[Start of Input records]
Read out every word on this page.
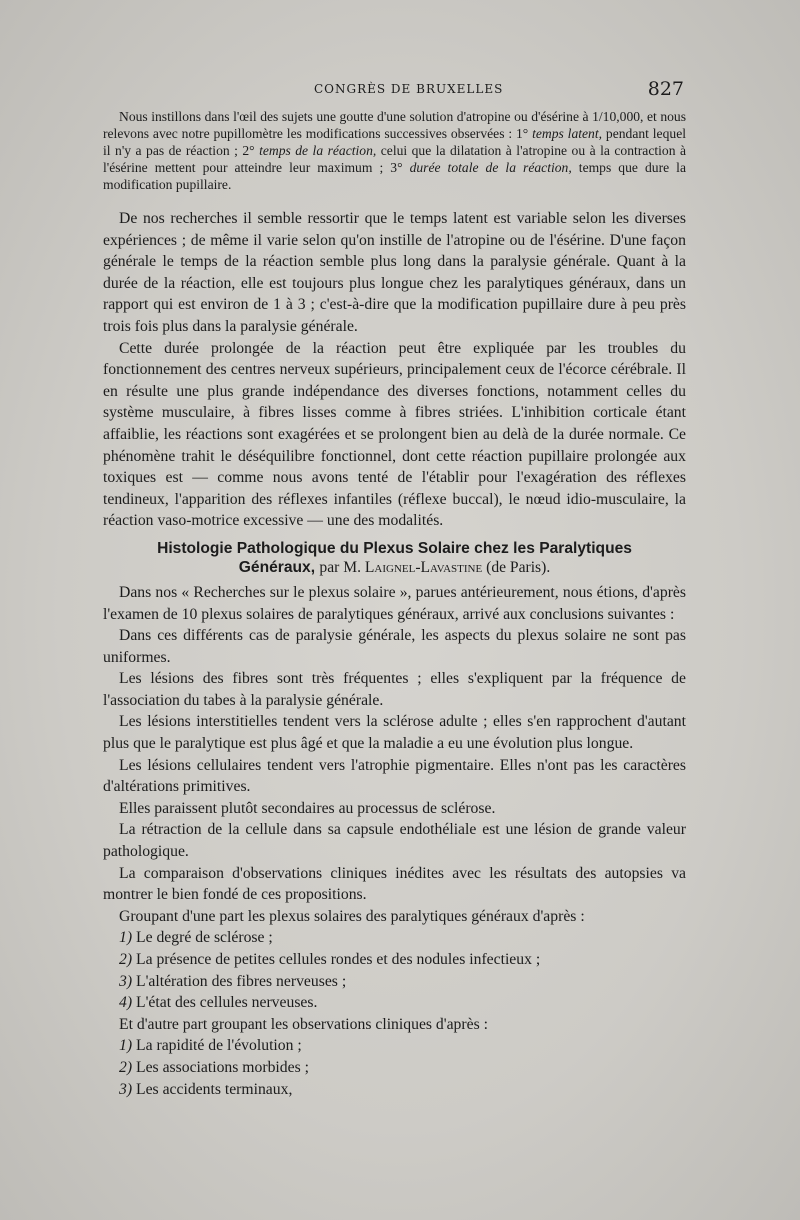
CONGRÈS DE BRUXELLES	827

Nous instillons dans l'œil des sujets une goutte d'une solution d'atropine ou d'ésérine à 1/10,000, et nous relevons avec notre pupillomètre les modifications successives observées : 1° temps latent, pendant lequel il n'y a pas de réaction ; 2° temps de la réaction, celui que la dilatation à l'atropine ou à la contraction à l'ésérine mettent pour atteindre leur maximum ; 3° durée totale de la réaction, temps que dure la modification pupillaire.

De nos recherches il semble ressortir que le temps latent est variable selon les diverses expériences ; de même il varie selon qu'on instille de l'atropine ou de l'ésérine. D'une façon générale le temps de la réaction semble plus long dans la paralysie générale. Quant à la durée de la réaction, elle est toujours plus longue chez les paralytiques généraux, dans un rapport qui est environ de 1 à 3 ; c'est-à-dire que la modification pupillaire dure à peu près trois fois plus dans la paralysie générale.

Cette durée prolongée de la réaction peut être expliquée par les troubles du fonctionnement des centres nerveux supérieurs, principalement ceux de l'écorce cérébrale. Il en résulte une plus grande indépendance des diverses fonctions, notamment celles du système musculaire, à fibres lisses comme à fibres striées. L'inhibition corticale étant affaiblie, les réactions sont exagérées et se prolongent bien au delà de la durée normale. Ce phénomène trahit le déséquilibre fonctionnel, dont cette réaction pupillaire prolongée aux toxiques est — comme nous avons tenté de l'établir pour l'exagération des réflexes tendineux, l'apparition des réflexes infantiles (réflexe buccal), le nœud idio-musculaire, la réaction vaso-motrice excessive — une des modalités.

Histologie Pathologique du Plexus Solaire chez les Paralytiques
Généraux, par M. Laignel-Lavastine (de Paris).

Dans nos « Recherches sur le plexus solaire », parues antérieurement, nous étions, d'après l'examen de 10 plexus solaires de paralytiques généraux, arrivé aux conclusions suivantes :

Dans ces différents cas de paralysie générale, les aspects du plexus solaire ne sont pas uniformes.

Les lésions des fibres sont très fréquentes ; elles s'expliquent par la fréquence de l'association du tabes à la paralysie générale.

Les lésions interstitielles tendent vers la sclérose adulte ; elles s'en rapprochent d'autant plus que le paralytique est plus âgé et que la maladie a eu une évolution plus longue.

Les lésions cellulaires tendent vers l'atrophie pigmentaire. Elles n'ont pas les caractères d'altérations primitives.

Elles paraissent plutôt secondaires au processus de sclérose.

La rétraction de la cellule dans sa capsule endothéliale est une lésion de grande valeur pathologique.

La comparaison d'observations cliniques inédites avec les résultats des autopsies va montrer le bien fondé de ces propositions.

Groupant d'une part les plexus solaires des paralytiques généraux d'après :

1) Le degré de sclérose ;

2) La présence de petites cellules rondes et des nodules infectieux ;

3) L'altération des fibres nerveuses ;

4) L'état des cellules nerveuses.

Et d'autre part groupant les observations cliniques d'après :

1) La rapidité de l'évolution ;

2) Les associations morbides ;

3) Les accidents terminaux,
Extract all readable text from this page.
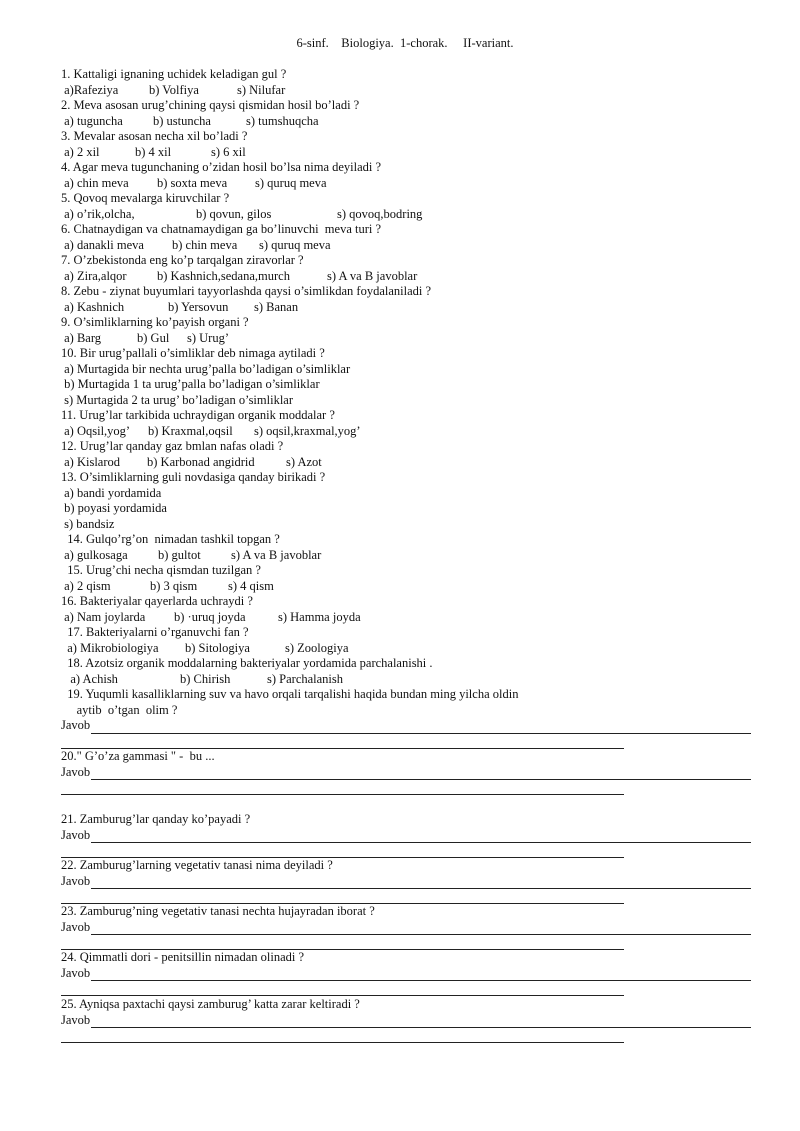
6-sinf.    Biologiya.  1-chorak.     II-variant.
1. Kattaligi ignaning uchidek keladigan gul ?
a)Rafeziya b) Volfiya	s) Nilufar
2. Meva asosan urug’chining qaysi qismidan hosil bo’ladi ?
a) tuguncha b) ustuncha	s) tumshuqcha
3. Mevalar asosan necha xil bo’ladi ?
a) 2 xil	b) 4 xil	s) 6 xil
4. Agar meva tugunchaning o’zidan hosil bo’lsa nima deyiladi ?
a) chin meva b) soxta meva s) quruq meva
5. Qovoq mevalarga kiruvchilar ?
a) o’rik,olcha,	b) qovun, gilos	s) qovoq,bodring
6. Chatnaydigan va chatnamaydigan ga bo’linuvchi  meva turi ?
a) danakli meva b) chin meva s) quruq meva
7. O’zbekistonda eng ko’p tarqalgan ziravorlar ?
a) Zira,alqor b) Kashnich,sedana,murch	s) A va B javoblar
8. Zebu - ziynat buyumlari tayyorlashda qaysi o’simlikdan foydalaniladi ?
a) Kashnich	b) Yersovun s) Banan
9. O’simliklarning ko’payish organi ?
a) Barg	b) Gul s) Urug’
10. Bir urug’pallali o’simliklar deb nimaga aytiladi ?
a) Murtagida bir nechta urug’palla bo’ladigan o’simliklar
b) Murtagida 1 ta urug’palla bo’ladigan o’simliklar
s) Murtagida 2 ta urug’ bo’ladigan o’simliklar
11. Urug’lar tarkibida uchraydigan organik moddalar ?
a) Oqsil,yog’ b) Kraxmal,oqsil s) oqsil,kraxmal,yog’
12. Urug’lar qanday gaz bmlan nafas oladi ?
a) Kislarod b) Karbonad angidrid	s) Azot
13. O’simliklarning guli novdasiga qanday birikadi ?
a) bandi yordamida
b) poyasi yordamida
s) bandsiz
14. Gulqo’rg’on  nimadan tashkil topgan ?
a) gulkosaga b) gultot s) A va B javoblar
15. Urug’chi necha qismdan tuzilgan ?
a) 2 qism	b) 3 qism s) 4 qism
16. Bakteriyalar qayerlarda uchraydi ?
a) Nam joylarda b) ·uruq joyda	s) Hamma joyda
17. Bakteriyalarni o’rganuvchi fan ?
a) Mikrobiologiya b) Sitologiya	s) Zoologiya
18. Azotsiz organik moddalarning bakteriyalar yordamida parchalanishi .
a) Achish	b) Chirish	s) Parchalanish
19. Yuqumli kasalliklarning suv va havo orqali tarqalishi haqida bundan ming yilcha oldin
aytib  o’tgan  olim ?
Javob
20." G’o’za gammasi " -  bu ...
Javob
21. Zamburug’lar qanday ko’payadi ?
Javob
22. Zamburug’larning vegetativ tanasi nima deyiladi ?
Javob
23. Zamburug’ning vegetativ tanasi nechta hujayradan iborat ?
Javob
24. Qimmatli dori - penitsillin nimadan olinadi ?
Javob
25. Ayniqsa paxtachi qaysi zamburug’ katta zarar keltiradi ?
Javob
[End of Input records]
Work to do:
Write the records out once more, exactly as they appear, with no pictures.

Answer in full:
Read out every word on this page.
CONGRÈS DE BRUXELLES	827

Nous instillons dans l'œil des sujets une goutte d'une solution d'atropine ou d'ésérine à 1/10,000, et nous relevons avec notre pupillomètre les modifications successives observées : 1° temps latent, pendant lequel il n'y a pas de réaction ; 2° temps de la réaction, celui que la dilatation à l'atropine ou à la contraction à l'ésérine mettent pour atteindre leur maximum ; 3° durée totale de la réaction, temps que dure la modification pupillaire.

De nos recherches il semble ressortir que le temps latent est variable selon les diverses expériences ; de même il varie selon qu'on instille de l'atropine ou de l'ésérine. D'une façon générale le temps de la réaction semble plus long dans la paralysie générale. Quant à la durée de la réaction, elle est toujours plus longue chez les paralytiques généraux, dans un rapport qui est environ de 1 à 3 ; c'est-à-dire que la modification pupillaire dure à peu près trois fois plus dans la paralysie générale.

Cette durée prolongée de la réaction peut être expliquée par les troubles du fonctionnement des centres nerveux supérieurs, principalement ceux de l'écorce cérébrale. Il en résulte une plus grande indépendance des diverses fonctions, notamment celles du système musculaire, à fibres lisses comme à fibres striées. L'inhibition corticale étant affaiblie, les réactions sont exagérées et se prolongent bien au delà de la durée normale. Ce phénomène trahit le déséquilibre fonctionnel, dont cette réaction pupillaire prolongée aux toxiques est — comme nous avons tenté de l'établir pour l'exagération des réflexes tendineux, l'apparition des réflexes infantiles (réflexe buccal), le nœud idio-musculaire, la réaction vaso-motrice excessive — une des modalités.

Histologie Pathologique du Plexus Solaire chez les Paralytiques
Généraux, par M. Laignel-Lavastine (de Paris).

Dans nos « Recherches sur le plexus solaire », parues antérieurement, nous étions, d'après l'examen de 10 plexus solaires de paralytiques généraux, arrivé aux conclusions suivantes :

Dans ces différents cas de paralysie générale, les aspects du plexus solaire ne sont pas uniformes.

Les lésions des fibres sont très fréquentes ; elles s'expliquent par la fréquence de l'association du tabes à la paralysie générale.

Les lésions interstitielles tendent vers la sclérose adulte ; elles s'en rapprochent d'autant plus que le paralytique est plus âgé et que la maladie a eu une évolution plus longue.

Les lésions cellulaires tendent vers l'atrophie pigmentaire. Elles n'ont pas les caractères d'altérations primitives.

Elles paraissent plutôt secondaires au processus de sclérose.

La rétraction de la cellule dans sa capsule endothéliale est une lésion de grande valeur pathologique.

La comparaison d'observations cliniques inédites avec les résultats des autopsies va montrer le bien fondé de ces propositions.

Groupant d'une part les plexus solaires des paralytiques généraux d'après :

1) Le degré de sclérose ;

2) La présence de petites cellules rondes et des nodules infectieux ;

3) L'altération des fibres nerveuses ;

4) L'état des cellules nerveuses.

Et d'autre part groupant les observations cliniques d'après :

1) La rapidité de l'évolution ;

2) Les associations morbides ;

3) Les accidents terminaux,
Extract all readable text from this page.
6-sinf.    Biologiya.  1-chorak.     II-variant.
1. Kattaligi ignaning uchidek keladigan gul ?
a)Rafeziya b) Volfiya	s) Nilufar
2. Meva asosan urug’chining qaysi qismidan hosil bo’ladi ?
a) tuguncha b) ustuncha	s) tumshuqcha
3. Mevalar asosan necha xil bo’ladi ?
a) 2 xil	b) 4 xil	s) 6 xil
4. Agar meva tugunchaning o’zidan hosil bo’lsa nima deyiladi ?
a) chin meva b) soxta meva s) quruq meva
5. Qovoq mevalarga kiruvchilar ?
a) o’rik,olcha,	b) qovun, gilos	s) qovoq,bodring
6. Chatnaydigan va chatnamaydigan ga bo’linuvchi  meva turi ?
a) danakli meva b) chin meva s) quruq meva
7. O’zbekistonda eng ko’p tarqalgan ziravorlar ?
a) Zira,alqor b) Kashnich,sedana,murch	s) A va B javoblar
8. Zebu - ziynat buyumlari tayyorlashda qaysi o’simlikdan foydalaniladi ?
a) Kashnich	b) Yersovun s) Banan
9. O’simliklarning ko’payish organi ?
a) Barg	b) Gul s) Urug’
10. Bir urug’pallali o’simliklar deb nimaga aytiladi ?
a) Murtagida bir nechta urug’palla bo’ladigan o’simliklar
b) Murtagida 1 ta urug’palla bo’ladigan o’simliklar
s) Murtagida 2 ta urug’ bo’ladigan o’simliklar
11. Urug’lar tarkibida uchraydigan organik moddalar ?
a) Oqsil,yog’ b) Kraxmal,oqsil s) oqsil,kraxmal,yog’
12. Urug’lar qanday gaz bmlan nafas oladi ?
a) Kislarod b) Karbonad angidrid	s) Azot
13. O’simliklarning guli novdasiga qanday birikadi ?
a) bandi yordamida
b) poyasi yordamida
s) bandsiz
14. Gulqo’rg’on  nimadan tashkil topgan ?
a) gulkosaga b) gultot s) A va B javoblar
15. Urug’chi necha qismdan tuzilgan ?
a) 2 qism	b) 3 qism s) 4 qism
16. Bakteriyalar qayerlarda uchraydi ?
a) Nam joylarda b) ·uruq joyda	s) Hamma joyda
17. Bakteriyalarni o’rganuvchi fan ?
a) Mikrobiologiya b) Sitologiya	s) Zoologiya
18. Azotsiz organik moddalarning bakteriyalar yordamida parchalanishi .
a) Achish	b) Chirish	s) Parchalanish
19. Yuqumli kasalliklarning suv va havo orqali tarqalishi haqida bundan ming yilcha oldin
aytib  o’tgan  olim ?
Javob
20." G’o’za gammasi " -  bu ...
Javob
21. Zamburug’lar qanday ko’payadi ?
Javob
22. Zamburug’larning vegetativ tanasi nima deyiladi ?
Javob
23. Zamburug’ning vegetativ tanasi nechta hujayradan iborat ?
Javob
24. Qimmatli dori - penitsillin nimadan olinadi ?
Javob
25. Ayniqsa paxtachi qaysi zamburug’ katta zarar keltiradi ?
Javob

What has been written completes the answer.